(ESTRATTO DELLA FONTE):
Tra i prodotti di solito consumati generalmente più di una volta a settimana (carni, uova, pesce), si osserva un calo sensibile delle carni, sia fresche (dal 61,1% al 50,5%) sia trasformate (dal 47,1% al 39,5%), e ancor più consistente del pesce (dal 41,9% al 30,9%). Invece cresce il consumo di uova più di una volta a settimana (dal 33,8% al 40,6%).

Colazione, pranzo e cena
Ma come mangiano gli anziani e quali stili di vita seguono? La ricerca ci dice che i tre pasti principali rappresentati da colazione, pranzo e cena, sono consumati da oltre il 95% degli anziani. Quasi il 10%  si concede anche uno spuntino mattutino e l’11% la merenda pomeridiana.
Tre quarti degli intervistati consumano tre pasti regolari al giorno. Sono pochi coloro i quali ne consumano 4 (8,9%, di preferenza i tre pasti principali e una merenda pomeridiana), e solamente il 3,9% consuma 5 pasti al giorno. Viceversa, un non marginale 7,7% consuma quotidianamente meno di 3 pasti.
Se si guarda al reddito e si considerano gli effetti della crisi economica, risulta che il 13,4% degli  anziani con reddito fra i 500 e gli 800 euro consuma meno di tre pasti al giorno e ancora di più le persone che hanno diminuito i pasti a seguito della crisi (ben il 17,8% consuma meno di 3 pasti al giorno). Questa rarefazione dei pasti pare anche associata all’età, ma con un andamento meno lineare di altre variabili: la maggiore frequenza di chi consuma meno di 3 pasti quotidiani cresce fino ai 70-74 anni (10,8%), per poi ridiscendere sotto la media. Dal punto di vista dell’età, probabilmente si tratta di un fase critica e di passaggio, al netto di altre condizioni economiche, di residenza, territoriali, etc.

(RECORD FORNITI):

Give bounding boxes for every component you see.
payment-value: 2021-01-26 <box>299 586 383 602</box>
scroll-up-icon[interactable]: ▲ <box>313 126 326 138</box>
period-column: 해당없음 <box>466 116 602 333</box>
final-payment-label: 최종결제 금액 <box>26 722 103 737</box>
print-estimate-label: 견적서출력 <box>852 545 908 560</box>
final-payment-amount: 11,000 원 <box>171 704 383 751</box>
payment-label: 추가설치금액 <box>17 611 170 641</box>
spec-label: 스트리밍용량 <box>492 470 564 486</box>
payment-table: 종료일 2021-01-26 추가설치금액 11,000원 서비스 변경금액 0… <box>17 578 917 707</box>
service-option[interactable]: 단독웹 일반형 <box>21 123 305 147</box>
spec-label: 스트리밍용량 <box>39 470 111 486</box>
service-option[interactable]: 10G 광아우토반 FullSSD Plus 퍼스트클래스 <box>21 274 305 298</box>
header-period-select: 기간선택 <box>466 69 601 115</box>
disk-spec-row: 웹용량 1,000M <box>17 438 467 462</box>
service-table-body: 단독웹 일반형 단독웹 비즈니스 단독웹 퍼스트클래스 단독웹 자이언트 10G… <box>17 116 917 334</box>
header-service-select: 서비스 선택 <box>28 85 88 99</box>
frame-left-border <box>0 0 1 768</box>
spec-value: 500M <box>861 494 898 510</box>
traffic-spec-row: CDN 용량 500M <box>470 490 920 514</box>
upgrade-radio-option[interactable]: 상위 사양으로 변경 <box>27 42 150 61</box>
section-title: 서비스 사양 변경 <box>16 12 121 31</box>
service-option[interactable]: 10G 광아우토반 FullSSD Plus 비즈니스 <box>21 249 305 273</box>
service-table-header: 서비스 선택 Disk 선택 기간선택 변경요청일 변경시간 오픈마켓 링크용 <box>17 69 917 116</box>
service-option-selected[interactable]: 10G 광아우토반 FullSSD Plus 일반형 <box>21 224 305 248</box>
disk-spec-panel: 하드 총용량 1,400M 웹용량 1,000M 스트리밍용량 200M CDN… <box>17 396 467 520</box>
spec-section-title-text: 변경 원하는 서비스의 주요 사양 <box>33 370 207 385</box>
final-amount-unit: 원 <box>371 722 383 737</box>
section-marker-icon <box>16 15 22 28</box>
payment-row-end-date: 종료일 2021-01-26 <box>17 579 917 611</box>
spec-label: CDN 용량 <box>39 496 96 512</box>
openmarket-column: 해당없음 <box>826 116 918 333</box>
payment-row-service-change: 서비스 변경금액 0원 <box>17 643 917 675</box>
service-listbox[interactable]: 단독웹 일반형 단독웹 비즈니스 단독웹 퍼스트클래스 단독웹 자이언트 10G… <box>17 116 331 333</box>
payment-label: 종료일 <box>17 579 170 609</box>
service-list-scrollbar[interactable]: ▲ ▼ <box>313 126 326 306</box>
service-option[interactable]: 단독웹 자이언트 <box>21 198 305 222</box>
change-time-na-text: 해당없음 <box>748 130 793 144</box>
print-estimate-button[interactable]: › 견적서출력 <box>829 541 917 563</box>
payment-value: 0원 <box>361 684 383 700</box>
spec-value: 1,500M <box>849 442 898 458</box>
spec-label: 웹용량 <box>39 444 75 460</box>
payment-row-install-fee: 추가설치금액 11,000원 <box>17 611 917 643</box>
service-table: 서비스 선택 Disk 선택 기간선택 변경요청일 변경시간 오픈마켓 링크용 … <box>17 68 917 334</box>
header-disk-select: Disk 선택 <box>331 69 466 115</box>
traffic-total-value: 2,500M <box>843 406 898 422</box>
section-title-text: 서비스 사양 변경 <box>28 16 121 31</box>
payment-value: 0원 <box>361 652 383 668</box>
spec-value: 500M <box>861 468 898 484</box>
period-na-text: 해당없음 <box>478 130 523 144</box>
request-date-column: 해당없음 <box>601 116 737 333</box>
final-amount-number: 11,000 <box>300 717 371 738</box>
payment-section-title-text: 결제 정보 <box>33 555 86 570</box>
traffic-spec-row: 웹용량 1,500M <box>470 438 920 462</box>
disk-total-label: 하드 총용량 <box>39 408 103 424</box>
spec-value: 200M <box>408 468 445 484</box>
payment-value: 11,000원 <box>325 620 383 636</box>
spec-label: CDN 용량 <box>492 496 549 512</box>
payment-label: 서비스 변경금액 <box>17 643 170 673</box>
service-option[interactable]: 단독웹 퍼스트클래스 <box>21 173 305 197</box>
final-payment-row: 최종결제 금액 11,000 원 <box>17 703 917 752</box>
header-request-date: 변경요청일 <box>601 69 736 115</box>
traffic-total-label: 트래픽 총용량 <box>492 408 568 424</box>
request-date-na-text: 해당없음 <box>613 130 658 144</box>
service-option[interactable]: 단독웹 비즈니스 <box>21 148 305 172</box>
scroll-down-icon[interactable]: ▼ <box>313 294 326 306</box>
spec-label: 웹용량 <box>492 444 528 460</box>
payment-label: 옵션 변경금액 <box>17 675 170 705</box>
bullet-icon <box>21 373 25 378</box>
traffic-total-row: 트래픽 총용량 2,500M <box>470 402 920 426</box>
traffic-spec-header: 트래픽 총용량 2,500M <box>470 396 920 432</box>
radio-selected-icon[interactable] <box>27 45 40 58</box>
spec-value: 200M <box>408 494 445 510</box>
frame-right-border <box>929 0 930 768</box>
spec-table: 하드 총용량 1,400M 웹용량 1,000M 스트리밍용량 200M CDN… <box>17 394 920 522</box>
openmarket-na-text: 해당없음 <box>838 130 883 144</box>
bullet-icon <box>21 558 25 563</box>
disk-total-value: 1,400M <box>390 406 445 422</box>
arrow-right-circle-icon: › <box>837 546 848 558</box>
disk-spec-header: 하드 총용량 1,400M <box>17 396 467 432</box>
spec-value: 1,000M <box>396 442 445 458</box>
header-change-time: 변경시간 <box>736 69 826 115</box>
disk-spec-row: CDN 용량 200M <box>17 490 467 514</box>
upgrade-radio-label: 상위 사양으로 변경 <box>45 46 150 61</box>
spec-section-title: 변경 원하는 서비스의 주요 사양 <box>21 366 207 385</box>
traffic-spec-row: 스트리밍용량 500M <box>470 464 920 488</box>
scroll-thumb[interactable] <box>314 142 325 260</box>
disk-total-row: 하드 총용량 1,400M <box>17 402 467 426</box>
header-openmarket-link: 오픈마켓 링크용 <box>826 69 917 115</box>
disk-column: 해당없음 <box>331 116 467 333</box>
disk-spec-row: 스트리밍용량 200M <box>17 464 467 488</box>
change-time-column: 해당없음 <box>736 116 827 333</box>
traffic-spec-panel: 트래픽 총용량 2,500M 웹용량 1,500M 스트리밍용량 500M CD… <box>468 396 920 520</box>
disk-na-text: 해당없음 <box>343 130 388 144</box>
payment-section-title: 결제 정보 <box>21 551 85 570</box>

(CONSEGNE):
1) Riassuma in due frasi il testo sulle abitudini alimentari degli anziani.
2) Secondo il testo sulle abitudini alimentari degli anziani, quale percentuale di intervistati consuma 5 pasti al giorno?
3) Prosegua il testo sulle abitudini alimentari degli anziani a partire dalla sua ultima frase.

(SOLUZIONI DEGLI ESERCIZI):
1) Tra gli anziani cala il consumo di carni e soprattutto di pesce più di una volta a settimana, mentre cresce quello di uova, e oltre il 95% consuma colazione, pranzo e cena. Il 7,7% fa meno di tre pasti al giorno, quota che sale al 13,4% tra chi ha un reddito fra 500 e 800 euro e al 17,8% tra chi ha diminuito i pasti a seguito della crisi.

2) Il 3,9%.

3)
La colazione è uno dei pasti fondamentali, gli anziani affrontano la giornata consumando caffelatte nel 57.7% dei casi o caffè (27,1%), meno frequente il consumo di tè  (13,5%) e orzo (3,4%9. Tra i cibi pane e marmellata sono diffusi nel 22,3% dei casi, le fette biscottate nel 15,3%, yogurt nel 5,6% e solamente un risicato 2,5% degli intervistati fa colazione con cibi salati. Una larga parte degli anziani intervistati fa una colazione leggera con un solo alimento (51,7% spesso solo caffè o caffelatte), oltre un terzo combina due alimenti.

La spesa, dal supermercato al negozio sotto casa
I tre quarti degli intervistati (76,6%) fanno abitualmente la spesa nei supermercati, il 24,3% nei discount, vanno al mercato rionale il 24,4% degli anziani e al negozio sotto casa il 24,8%.  Ancora poco frequentati i negozi bio, i gruppi di acquisto solidale, mercati contadini e km 0, frequentati da pochi anziani, con pensioni medio alte ed elevato livello di istruzione.
Dietro a queste scelte pesano tanti fattori, sia soggettivi sia legati ad abitudini culturali e di vita.  chi fa abitualmente la spesa al supermercato è il 54,8% dei rispondenti, mentre si attesta al 90,7% tra chi ha pensioni superiori a 1.500 euro. Viceversa, i discount sono frequentati dal 33,7% delle persone che dichiarano pensioni tra 500 e 800 euro, e dal 16,5% dei pensionati con più di 1.500 euro. Tra chi vive solo risulta maggiore il numero di chi fa la spesa abitualmente nei discount (29% contro il 20% di chi vive con coniuge o figli). Anche l’età incide sui luoghi dove si fa la spesa. Più si è anziani e più si preferisce  frequentare il negozio vicino casa.

A tavola davanti alla tv
La quasi totalità degli anziani intervistati (93,1%) consuma i pasti a tavola, la metà pasteggia davanti alla tv magari guardando il telegiornale o il programma preferito. Il tempo dedicato al consumo dei pasti è abbastanza veloce, circa mezzora.   I cibi vengono preparati nella cucina di casa propria, solo il 2,1% utilizza convenzioni con trattorie  e l’1,2% fruisce della  consegna dei pasti già pronti  a domicilio.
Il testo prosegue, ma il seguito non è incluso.